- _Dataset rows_

========

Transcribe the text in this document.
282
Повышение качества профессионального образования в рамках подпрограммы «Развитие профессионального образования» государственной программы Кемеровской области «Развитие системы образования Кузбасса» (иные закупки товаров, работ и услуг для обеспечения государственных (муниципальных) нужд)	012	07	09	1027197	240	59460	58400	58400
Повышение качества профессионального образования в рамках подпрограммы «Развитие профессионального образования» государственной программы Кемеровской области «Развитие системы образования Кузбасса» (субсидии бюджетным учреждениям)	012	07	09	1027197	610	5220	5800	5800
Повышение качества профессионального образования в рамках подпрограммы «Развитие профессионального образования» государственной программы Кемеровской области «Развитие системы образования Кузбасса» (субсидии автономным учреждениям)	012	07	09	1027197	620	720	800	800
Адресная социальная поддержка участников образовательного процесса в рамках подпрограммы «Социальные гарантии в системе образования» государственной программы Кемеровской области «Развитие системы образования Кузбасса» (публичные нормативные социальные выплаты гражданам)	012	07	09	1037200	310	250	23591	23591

========

Copy out each line above, character for character.

- _SOLUTION TO THIS PROBLEM_
Transcribe the text in this document.
282
Повышение качества профессионального образования в рамках подпрограммы «Развитие профессионального образования» государственной программы Кемеровской области «Развитие системы образования Кузбасса» (иные закупки товаров, работ и услуг для обеспечения государственных (муниципальных) нужд)	012	07	09	1027197	240	59460	58400	58400
Повышение качества профессионального образования в рамках подпрограммы «Развитие профессионального образования» государственной программы Кемеровской области «Развитие системы образования Кузбасса» (субсидии бюджетным учреждениям)	012	07	09	1027197	610	5220	5800	5800
Повышение качества профессионального образования в рамках подпрограммы «Развитие профессионального образования» государственной программы Кемеровской области «Развитие системы образования Кузбасса» (субсидии автономным учреждениям)	012	07	09	1027197	620	720	800	800
Адресная социальная поддержка участников образовательного процесса в рамках подпрограммы «Социальные гарантии в системе образования» государственной программы Кемеровской области «Развитие системы образования Кузбасса» (публичные нормативные социальные выплаты гражданам)	012	07	09	1037200	310	250	23591	23591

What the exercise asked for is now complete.